(Records from a data source)
• • • •

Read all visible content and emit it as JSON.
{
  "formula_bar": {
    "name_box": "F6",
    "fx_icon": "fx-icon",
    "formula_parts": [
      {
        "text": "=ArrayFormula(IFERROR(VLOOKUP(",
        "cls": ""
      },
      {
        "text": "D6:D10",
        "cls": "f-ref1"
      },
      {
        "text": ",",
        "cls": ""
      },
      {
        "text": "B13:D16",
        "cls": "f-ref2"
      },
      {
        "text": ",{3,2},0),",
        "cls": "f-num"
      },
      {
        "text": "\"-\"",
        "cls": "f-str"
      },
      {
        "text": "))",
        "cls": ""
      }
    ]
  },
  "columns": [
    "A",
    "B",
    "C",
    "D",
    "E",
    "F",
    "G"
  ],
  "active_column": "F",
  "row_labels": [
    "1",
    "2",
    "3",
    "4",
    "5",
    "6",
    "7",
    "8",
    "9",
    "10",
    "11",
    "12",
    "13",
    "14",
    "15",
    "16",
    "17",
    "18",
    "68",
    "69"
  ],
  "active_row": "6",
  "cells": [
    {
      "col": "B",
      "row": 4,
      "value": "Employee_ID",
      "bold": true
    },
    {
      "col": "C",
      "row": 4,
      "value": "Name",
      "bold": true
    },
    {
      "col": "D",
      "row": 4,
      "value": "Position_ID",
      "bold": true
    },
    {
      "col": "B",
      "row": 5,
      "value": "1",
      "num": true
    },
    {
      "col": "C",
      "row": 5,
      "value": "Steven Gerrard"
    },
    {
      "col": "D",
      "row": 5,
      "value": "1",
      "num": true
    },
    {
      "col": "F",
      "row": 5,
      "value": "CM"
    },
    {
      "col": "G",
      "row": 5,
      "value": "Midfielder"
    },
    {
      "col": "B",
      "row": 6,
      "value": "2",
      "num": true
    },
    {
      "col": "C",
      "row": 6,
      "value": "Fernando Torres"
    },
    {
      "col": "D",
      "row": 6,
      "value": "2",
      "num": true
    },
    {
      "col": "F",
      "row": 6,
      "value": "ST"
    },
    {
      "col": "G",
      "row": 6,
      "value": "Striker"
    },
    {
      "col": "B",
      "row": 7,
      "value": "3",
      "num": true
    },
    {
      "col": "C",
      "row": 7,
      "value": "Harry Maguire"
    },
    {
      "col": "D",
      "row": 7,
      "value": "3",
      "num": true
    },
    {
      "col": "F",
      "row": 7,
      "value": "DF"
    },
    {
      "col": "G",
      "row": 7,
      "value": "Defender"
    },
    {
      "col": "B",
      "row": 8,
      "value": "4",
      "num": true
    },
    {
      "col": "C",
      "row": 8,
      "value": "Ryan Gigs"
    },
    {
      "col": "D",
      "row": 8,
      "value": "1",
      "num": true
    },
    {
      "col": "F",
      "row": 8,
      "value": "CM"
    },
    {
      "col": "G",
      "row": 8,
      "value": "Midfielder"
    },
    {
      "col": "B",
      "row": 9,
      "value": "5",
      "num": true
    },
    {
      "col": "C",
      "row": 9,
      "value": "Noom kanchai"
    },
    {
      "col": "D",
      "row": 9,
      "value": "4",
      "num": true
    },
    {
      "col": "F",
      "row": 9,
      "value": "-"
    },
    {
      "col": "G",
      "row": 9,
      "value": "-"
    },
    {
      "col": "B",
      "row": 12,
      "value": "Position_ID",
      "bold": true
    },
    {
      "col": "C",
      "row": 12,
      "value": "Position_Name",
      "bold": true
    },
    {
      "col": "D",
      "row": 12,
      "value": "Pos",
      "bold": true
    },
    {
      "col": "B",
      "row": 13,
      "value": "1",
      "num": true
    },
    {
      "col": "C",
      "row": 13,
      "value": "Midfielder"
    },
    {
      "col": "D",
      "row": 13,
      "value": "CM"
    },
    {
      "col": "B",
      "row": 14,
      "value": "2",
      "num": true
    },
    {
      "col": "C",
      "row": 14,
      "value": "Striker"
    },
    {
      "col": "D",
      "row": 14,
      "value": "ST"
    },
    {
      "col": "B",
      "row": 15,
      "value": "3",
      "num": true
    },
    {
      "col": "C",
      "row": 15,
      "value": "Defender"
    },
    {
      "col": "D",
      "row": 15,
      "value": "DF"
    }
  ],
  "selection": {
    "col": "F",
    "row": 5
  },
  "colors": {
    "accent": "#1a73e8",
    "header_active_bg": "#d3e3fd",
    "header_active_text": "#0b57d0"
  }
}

• • • •

▶ _YOUR GOAL_
Reproduce the material exactly, with every line intact.

▶ _TASK RESULT_
Read all visible content and emit it as JSON.
{
  "formula_bar": {
    "name_box": "F6",
    "fx_icon": "fx-icon",
    "formula_parts": [
      {
        "text": "=ArrayFormula(IFERROR(VLOOKUP(",
        "cls": ""
      },
      {
        "text": "D6:D10",
        "cls": "f-ref1"
      },
      {
        "text": ",",
        "cls": ""
      },
      {
        "text": "B13:D16",
        "cls": "f-ref2"
      },
      {
        "text": ",{3,2},0),",
        "cls": "f-num"
      },
      {
        "text": "\"-\"",
        "cls": "f-str"
      },
      {
        "text": "))",
        "cls": ""
      }
    ]
  },
  "columns": [
    "A",
    "B",
    "C",
    "D",
    "E",
    "F",
    "G"
  ],
  "active_column": "F",
  "row_labels": [
    "1",
    "2",
    "3",
    "4",
    "5",
    "6",
    "7",
    "8",
    "9",
    "10",
    "11",
    "12",
    "13",
    "14",
    "15",
    "16",
    "17",
    "18",
    "68",
    "69"
  ],
  "active_row": "6",
  "cells": [
    {
      "col": "B",
      "row": 4,
      "value": "Employee_ID",
      "bold": true
    },
    {
      "col": "C",
      "row": 4,
      "value": "Name",
      "bold": true
    },
    {
      "col": "D",
      "row": 4,
      "value": "Position_ID",
      "bold": true
    },
    {
      "col": "B",
      "row": 5,
      "value": "1",
      "num": true
    },
    {
      "col": "C",
      "row": 5,
      "value": "Steven Gerrard"
    },
    {
      "col": "D",
      "row": 5,
      "value": "1",
      "num": true
    },
    {
      "col": "F",
      "row": 5,
      "value": "CM"
    },
    {
      "col": "G",
      "row": 5,
      "value": "Midfielder"
    },
    {
      "col": "B",
      "row": 6,
      "value": "2",
      "num": true
    },
    {
      "col": "C",
      "row": 6,
      "value": "Fernando Torres"
    },
    {
      "col": "D",
      "row": 6,
      "value": "2",
      "num": true
    },
    {
      "col": "F",
      "row": 6,
      "value": "ST"
    },
    {
      "col": "G",
      "row": 6,
      "value": "Striker"
    },
    {
      "col": "B",
      "row": 7,
      "value": "3",
      "num": true
    },
    {
      "col": "C",
      "row": 7,
      "value": "Harry Maguire"
    },
    {
      "col": "D",
      "row": 7,
      "value": "3",
      "num": true
    },
    {
      "col": "F",
      "row": 7,
      "value": "DF"
    },
    {
      "col": "G",
      "row": 7,
      "value": "Defender"
    },
    {
      "col": "B",
      "row": 8,
      "value": "4",
      "num": true
    },
    {
      "col": "C",
      "row": 8,
      "value": "Ryan Gigs"
    },
    {
      "col": "D",
      "row": 8,
      "value": "1",
      "num": true
    },
    {
      "col": "F",
      "row": 8,
      "value": "CM"
    },
    {
      "col": "G",
      "row": 8,
      "value": "Midfielder"
    },
    {
      "col": "B",
      "row": 9,
      "value": "5",
      "num": true
    },
    {
      "col": "C",
      "row": 9,
      "value": "Noom kanchai"
    },
    {
      "col": "D",
      "row": 9,
      "value": "4",
      "num": true
    },
    {
      "col": "F",
      "row": 9,
      "value": "-"
    },
    {
      "col": "G",
      "row": 9,
      "value": "-"
    },
    {
      "col": "B",
      "row": 12,
      "value": "Position_ID",
      "bold": true
    },
    {
      "col": "C",
      "row": 12,
      "value": "Position_Name",
      "bold": true
    },
    {
      "col": "D",
      "row": 12,
      "value": "Pos",
      "bold": true
    },
    {
      "col": "B",
      "row": 13,
      "value": "1",
      "num": true
    },
    {
      "col": "C",
      "row": 13,
      "value": "Midfielder"
    },
    {
      "col": "D",
      "row": 13,
      "value": "CM"
    },
    {
      "col": "B",
      "row": 14,
      "value": "2",
      "num": true
    },
    {
      "col": "C",
      "row": 14,
      "value": "Striker"
    },
    {
      "col": "D",
      "row": 14,
      "value": "ST"
    },
    {
      "col": "B",
      "row": 15,
      "value": "3",
      "num": true
    },
    {
      "col": "C",
      "row": 15,
      "value": "Defender"
    },
    {
      "col": "D",
      "row": 15,
      "value": "DF"
    }
  ],
  "selection": {
    "col": "F",
    "row": 5
  },
  "colors": {
    "accent": "#1a73e8",
    "header_active_bg": "#d3e3fd",
    "header_active_text": "#0b57d0"
  }
}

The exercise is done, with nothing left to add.